What to produce
Copy all lines in which the word "title" can be found.

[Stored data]
§ §
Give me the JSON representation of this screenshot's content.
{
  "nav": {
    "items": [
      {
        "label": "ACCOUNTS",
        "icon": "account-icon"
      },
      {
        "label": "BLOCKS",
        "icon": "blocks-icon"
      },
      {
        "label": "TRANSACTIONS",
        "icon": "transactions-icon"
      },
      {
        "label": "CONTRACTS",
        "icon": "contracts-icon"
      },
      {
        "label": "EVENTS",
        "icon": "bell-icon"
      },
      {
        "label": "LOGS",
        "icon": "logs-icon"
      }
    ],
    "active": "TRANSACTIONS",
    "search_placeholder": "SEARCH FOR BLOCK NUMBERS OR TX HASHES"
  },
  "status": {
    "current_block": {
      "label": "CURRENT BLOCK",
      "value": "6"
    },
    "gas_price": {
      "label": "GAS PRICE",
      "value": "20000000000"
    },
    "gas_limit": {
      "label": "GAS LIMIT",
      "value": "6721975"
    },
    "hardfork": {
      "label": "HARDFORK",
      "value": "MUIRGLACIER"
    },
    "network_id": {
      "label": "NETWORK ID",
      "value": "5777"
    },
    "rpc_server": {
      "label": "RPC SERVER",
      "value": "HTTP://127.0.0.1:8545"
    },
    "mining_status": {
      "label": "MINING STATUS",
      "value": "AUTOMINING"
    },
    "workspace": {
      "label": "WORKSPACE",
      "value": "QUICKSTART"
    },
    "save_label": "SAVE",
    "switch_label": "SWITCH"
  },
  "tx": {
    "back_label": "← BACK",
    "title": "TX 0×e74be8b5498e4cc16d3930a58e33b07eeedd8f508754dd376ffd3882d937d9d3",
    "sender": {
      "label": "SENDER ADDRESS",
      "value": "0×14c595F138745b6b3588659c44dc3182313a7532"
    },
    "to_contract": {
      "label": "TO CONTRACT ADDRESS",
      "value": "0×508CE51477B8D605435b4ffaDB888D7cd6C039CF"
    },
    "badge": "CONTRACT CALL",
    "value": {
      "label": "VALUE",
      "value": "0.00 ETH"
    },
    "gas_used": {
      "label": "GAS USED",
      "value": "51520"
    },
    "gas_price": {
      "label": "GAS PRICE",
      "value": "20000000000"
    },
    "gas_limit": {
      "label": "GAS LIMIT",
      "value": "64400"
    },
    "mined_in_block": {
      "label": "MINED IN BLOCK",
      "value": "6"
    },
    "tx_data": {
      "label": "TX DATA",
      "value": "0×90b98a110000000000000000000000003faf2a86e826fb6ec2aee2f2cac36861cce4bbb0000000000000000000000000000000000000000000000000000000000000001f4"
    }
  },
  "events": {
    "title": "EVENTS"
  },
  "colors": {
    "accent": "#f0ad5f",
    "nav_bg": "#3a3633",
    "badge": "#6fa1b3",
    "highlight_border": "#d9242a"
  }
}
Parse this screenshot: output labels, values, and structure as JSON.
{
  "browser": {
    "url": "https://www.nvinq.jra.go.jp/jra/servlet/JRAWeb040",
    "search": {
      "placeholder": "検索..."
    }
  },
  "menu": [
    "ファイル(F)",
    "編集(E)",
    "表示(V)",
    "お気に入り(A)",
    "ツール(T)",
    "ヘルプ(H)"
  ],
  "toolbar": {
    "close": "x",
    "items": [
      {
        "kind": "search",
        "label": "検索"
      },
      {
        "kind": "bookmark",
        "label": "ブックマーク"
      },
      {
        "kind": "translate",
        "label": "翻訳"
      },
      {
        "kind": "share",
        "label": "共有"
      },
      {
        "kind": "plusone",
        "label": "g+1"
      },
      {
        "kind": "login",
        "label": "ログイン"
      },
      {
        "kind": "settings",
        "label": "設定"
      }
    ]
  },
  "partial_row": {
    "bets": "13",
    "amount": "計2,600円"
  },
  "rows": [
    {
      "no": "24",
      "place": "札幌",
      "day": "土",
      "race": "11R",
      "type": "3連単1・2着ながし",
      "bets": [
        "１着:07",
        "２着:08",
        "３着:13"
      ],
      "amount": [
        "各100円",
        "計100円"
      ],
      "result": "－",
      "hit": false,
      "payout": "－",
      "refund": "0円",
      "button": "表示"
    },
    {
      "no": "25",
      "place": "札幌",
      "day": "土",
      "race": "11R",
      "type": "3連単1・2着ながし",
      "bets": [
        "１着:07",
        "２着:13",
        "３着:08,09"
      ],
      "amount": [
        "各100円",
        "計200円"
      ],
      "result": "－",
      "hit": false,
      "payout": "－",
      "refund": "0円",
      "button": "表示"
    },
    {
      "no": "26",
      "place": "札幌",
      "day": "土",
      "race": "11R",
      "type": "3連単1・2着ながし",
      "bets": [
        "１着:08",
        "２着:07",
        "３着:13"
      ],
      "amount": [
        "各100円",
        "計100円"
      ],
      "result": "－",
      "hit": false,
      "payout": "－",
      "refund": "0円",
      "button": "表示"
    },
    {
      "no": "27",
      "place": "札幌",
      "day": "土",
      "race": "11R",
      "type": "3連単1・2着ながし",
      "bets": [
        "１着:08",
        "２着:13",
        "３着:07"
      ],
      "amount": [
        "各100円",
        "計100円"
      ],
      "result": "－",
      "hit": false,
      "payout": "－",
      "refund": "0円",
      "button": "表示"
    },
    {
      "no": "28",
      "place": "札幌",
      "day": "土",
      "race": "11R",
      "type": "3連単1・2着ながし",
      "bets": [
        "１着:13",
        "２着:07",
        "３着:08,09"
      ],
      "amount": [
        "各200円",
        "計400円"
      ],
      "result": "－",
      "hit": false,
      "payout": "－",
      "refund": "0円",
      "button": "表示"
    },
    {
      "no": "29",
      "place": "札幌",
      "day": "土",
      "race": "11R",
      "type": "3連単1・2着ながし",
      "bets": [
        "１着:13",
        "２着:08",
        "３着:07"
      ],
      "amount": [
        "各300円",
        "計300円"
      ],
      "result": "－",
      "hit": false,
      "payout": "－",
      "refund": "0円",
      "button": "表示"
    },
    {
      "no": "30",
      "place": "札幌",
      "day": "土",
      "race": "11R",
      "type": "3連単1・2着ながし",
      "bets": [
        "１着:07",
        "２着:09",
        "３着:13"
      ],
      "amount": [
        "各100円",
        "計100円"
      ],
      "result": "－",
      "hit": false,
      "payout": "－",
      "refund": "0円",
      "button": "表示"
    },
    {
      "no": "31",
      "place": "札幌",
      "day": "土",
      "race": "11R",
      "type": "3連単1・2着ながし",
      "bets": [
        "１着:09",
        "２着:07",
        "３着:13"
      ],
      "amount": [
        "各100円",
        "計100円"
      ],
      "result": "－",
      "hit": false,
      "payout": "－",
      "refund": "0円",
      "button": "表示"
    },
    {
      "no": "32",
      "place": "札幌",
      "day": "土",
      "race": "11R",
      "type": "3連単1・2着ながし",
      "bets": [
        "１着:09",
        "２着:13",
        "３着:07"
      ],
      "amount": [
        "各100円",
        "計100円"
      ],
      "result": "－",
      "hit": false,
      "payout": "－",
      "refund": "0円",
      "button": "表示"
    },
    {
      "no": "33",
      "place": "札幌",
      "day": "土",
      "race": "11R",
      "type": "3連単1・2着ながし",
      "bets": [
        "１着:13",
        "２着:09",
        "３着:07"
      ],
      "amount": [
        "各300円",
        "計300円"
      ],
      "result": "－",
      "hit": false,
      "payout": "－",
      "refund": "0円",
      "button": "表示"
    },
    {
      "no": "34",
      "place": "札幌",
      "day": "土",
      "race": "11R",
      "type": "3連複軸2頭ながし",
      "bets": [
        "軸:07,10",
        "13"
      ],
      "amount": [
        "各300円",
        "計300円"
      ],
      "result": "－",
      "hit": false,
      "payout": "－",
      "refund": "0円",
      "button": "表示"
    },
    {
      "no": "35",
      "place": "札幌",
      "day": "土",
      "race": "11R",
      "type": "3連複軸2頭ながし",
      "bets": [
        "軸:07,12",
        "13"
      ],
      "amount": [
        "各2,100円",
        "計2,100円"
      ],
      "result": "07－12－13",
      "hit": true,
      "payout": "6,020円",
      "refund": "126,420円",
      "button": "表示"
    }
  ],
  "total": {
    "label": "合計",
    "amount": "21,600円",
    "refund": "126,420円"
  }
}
§ §
Answer to the task
    "title": "TX 0×e74be8b5498e4cc16d3930a58e33b07eeedd8f508754dd376ffd3882d937d9d3",
    "title": "EVENTS"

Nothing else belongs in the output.